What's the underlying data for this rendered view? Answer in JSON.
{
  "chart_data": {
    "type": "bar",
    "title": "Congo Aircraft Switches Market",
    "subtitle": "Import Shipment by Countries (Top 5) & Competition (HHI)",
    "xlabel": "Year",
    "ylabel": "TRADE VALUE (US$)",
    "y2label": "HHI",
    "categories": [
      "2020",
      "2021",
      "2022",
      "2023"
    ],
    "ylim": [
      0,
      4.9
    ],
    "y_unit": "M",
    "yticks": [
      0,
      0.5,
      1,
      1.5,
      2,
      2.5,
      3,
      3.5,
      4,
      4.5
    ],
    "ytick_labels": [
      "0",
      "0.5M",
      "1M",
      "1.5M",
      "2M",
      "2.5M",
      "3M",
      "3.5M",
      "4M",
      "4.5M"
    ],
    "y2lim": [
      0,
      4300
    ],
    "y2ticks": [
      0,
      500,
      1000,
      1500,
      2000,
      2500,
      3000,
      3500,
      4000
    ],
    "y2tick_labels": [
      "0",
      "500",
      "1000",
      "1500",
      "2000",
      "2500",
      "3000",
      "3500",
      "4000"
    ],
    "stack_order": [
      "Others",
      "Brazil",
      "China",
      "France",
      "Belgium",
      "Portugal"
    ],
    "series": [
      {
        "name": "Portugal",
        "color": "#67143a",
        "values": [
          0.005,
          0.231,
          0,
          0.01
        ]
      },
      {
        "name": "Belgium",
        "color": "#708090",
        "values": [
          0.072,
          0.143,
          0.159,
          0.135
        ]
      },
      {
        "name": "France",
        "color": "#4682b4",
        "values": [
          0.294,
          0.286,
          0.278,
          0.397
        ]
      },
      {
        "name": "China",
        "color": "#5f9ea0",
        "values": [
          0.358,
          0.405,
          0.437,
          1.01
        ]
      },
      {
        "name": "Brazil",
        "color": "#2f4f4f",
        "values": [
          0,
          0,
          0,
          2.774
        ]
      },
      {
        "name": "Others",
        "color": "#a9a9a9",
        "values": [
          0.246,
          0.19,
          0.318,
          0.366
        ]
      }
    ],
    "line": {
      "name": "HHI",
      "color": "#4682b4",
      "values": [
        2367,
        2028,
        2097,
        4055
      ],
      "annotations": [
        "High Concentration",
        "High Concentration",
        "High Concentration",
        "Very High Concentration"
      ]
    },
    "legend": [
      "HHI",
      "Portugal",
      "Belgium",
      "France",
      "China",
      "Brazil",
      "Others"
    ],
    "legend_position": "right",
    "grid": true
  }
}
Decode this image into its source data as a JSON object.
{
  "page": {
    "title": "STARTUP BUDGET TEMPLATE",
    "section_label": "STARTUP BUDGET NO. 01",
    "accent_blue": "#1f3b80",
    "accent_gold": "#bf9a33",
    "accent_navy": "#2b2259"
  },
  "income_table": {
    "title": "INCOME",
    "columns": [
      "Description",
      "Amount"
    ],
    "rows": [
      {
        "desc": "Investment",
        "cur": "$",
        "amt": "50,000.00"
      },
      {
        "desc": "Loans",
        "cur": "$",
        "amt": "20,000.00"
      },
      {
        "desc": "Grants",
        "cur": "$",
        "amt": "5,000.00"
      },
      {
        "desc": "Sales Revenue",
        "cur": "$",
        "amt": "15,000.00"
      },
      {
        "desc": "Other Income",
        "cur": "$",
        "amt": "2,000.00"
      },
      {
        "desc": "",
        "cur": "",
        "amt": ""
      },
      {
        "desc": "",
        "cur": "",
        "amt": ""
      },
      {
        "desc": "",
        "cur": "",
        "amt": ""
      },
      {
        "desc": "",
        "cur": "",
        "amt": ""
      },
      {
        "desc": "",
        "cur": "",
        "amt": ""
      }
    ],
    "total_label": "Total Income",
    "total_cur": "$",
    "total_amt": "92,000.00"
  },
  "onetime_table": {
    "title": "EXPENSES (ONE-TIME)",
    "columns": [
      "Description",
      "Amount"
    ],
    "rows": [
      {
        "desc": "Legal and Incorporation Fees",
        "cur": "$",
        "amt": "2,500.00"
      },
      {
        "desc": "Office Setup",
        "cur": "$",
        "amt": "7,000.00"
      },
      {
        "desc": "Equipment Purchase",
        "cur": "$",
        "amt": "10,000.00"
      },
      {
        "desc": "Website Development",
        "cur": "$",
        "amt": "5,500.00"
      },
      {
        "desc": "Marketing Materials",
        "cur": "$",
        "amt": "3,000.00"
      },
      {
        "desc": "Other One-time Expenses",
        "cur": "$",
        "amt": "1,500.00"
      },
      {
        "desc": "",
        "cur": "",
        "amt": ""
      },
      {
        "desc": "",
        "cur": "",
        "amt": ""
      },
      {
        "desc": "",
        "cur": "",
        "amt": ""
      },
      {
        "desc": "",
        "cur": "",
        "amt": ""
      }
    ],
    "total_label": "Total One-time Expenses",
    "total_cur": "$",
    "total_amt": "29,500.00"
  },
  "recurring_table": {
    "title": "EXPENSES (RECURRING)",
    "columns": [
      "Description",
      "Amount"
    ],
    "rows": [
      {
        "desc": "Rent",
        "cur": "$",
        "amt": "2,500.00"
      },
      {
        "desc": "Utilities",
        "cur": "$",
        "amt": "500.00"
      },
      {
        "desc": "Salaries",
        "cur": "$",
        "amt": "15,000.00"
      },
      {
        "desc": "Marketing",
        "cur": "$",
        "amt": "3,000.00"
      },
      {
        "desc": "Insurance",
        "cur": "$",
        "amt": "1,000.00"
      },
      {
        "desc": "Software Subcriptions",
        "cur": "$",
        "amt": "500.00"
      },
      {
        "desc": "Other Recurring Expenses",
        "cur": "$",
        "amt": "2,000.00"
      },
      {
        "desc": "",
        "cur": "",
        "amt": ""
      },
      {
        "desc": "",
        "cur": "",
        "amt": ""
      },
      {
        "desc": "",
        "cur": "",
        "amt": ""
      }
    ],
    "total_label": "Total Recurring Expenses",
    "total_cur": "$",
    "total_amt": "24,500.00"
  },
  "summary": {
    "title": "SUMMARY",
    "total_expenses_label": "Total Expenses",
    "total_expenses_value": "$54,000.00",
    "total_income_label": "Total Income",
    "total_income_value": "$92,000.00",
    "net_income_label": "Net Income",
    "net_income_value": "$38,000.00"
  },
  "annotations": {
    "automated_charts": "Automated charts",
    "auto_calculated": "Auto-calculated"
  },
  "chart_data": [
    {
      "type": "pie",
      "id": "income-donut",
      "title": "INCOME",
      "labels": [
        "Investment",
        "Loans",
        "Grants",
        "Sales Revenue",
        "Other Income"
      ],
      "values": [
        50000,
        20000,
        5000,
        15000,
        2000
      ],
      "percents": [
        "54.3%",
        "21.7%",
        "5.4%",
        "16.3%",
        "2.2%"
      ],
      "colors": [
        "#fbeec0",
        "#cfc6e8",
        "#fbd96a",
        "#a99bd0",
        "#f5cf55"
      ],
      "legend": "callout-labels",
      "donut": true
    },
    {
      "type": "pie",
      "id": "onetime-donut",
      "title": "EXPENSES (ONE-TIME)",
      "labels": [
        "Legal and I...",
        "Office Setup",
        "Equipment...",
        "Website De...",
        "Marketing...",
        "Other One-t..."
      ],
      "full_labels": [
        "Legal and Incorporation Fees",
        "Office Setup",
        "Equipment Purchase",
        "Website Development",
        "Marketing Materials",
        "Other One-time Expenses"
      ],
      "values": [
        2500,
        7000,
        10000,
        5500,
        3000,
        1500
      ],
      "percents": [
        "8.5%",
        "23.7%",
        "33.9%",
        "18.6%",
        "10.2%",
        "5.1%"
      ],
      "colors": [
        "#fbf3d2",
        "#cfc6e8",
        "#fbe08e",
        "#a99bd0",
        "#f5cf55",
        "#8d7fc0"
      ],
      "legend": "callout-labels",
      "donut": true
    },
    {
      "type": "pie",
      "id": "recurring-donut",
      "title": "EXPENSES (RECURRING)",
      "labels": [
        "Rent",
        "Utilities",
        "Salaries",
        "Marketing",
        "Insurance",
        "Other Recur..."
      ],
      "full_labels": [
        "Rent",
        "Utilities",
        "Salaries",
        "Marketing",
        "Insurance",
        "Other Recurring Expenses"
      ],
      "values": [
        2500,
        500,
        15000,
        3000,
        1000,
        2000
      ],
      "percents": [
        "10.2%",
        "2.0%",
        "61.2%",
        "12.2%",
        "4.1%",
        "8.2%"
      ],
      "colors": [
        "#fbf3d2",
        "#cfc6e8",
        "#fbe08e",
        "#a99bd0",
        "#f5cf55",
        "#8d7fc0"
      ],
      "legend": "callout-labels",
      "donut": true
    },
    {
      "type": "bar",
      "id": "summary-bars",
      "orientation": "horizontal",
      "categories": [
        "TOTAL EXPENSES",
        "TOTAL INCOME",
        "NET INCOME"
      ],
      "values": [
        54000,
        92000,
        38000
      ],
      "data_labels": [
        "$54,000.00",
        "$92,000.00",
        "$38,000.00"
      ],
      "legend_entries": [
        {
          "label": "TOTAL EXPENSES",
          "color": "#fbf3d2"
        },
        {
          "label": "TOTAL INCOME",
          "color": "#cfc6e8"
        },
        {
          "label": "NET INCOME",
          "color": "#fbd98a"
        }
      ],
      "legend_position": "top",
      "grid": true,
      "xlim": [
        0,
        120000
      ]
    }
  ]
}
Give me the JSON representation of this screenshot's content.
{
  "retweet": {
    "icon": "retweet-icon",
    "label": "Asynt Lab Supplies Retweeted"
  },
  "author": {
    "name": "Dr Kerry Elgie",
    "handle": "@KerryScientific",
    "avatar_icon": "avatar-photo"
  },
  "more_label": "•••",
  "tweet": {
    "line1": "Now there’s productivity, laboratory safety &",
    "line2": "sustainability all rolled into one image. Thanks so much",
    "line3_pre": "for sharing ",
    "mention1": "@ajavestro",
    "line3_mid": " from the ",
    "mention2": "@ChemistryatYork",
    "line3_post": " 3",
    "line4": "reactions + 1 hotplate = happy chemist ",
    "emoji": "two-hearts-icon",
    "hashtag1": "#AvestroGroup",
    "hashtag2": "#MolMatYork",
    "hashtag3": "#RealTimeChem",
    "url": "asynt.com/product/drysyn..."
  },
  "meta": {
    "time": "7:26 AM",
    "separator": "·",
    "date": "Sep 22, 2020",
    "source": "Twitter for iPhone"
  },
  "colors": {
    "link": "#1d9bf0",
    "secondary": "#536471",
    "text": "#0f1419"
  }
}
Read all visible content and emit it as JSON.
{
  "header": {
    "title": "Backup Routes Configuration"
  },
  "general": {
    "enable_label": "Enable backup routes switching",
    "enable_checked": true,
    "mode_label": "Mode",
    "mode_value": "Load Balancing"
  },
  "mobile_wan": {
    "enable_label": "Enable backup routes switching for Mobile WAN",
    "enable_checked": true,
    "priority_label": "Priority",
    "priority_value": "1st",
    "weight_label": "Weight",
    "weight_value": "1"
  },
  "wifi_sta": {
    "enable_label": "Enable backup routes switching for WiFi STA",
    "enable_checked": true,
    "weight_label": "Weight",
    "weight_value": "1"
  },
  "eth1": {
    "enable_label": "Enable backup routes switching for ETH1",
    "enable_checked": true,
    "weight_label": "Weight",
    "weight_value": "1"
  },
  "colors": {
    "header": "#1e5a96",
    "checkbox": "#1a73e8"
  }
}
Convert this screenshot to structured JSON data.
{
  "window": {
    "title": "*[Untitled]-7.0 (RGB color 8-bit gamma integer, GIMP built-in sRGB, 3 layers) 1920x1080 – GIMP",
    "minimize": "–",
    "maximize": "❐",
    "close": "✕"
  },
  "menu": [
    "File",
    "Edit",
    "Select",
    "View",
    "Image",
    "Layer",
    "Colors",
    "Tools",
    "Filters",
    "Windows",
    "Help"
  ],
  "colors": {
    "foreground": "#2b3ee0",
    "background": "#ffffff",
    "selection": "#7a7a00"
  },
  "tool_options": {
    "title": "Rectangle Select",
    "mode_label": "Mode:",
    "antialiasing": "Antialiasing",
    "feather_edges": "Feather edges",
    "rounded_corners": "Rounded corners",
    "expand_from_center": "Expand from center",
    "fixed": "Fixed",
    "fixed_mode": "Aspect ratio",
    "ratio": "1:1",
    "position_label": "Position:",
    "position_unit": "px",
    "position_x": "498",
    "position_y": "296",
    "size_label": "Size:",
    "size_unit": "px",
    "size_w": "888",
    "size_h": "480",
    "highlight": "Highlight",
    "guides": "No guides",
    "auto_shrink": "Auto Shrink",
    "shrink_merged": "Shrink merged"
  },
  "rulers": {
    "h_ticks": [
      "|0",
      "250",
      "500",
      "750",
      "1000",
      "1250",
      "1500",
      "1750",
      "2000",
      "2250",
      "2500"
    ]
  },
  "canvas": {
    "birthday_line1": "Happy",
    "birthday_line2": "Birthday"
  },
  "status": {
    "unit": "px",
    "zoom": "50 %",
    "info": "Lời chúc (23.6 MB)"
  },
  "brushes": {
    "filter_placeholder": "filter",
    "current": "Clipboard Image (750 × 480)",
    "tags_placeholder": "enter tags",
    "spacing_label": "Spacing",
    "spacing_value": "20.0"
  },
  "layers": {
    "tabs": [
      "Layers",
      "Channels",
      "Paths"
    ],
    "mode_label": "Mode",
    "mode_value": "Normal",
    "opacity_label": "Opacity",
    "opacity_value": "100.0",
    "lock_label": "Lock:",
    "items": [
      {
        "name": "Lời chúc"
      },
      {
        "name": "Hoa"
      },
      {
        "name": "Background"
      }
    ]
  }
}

+--

Job —
Identify all lines where the word "switching" shows up. Copy them.

Correct response —
    "enable_label": "Enable backup routes switching",
    "enable_label": "Enable backup routes switching for Mobile WAN",
    "enable_label": "Enable backup routes switching for WiFi STA",
    "enable_label": "Enable backup routes switching for ETH1",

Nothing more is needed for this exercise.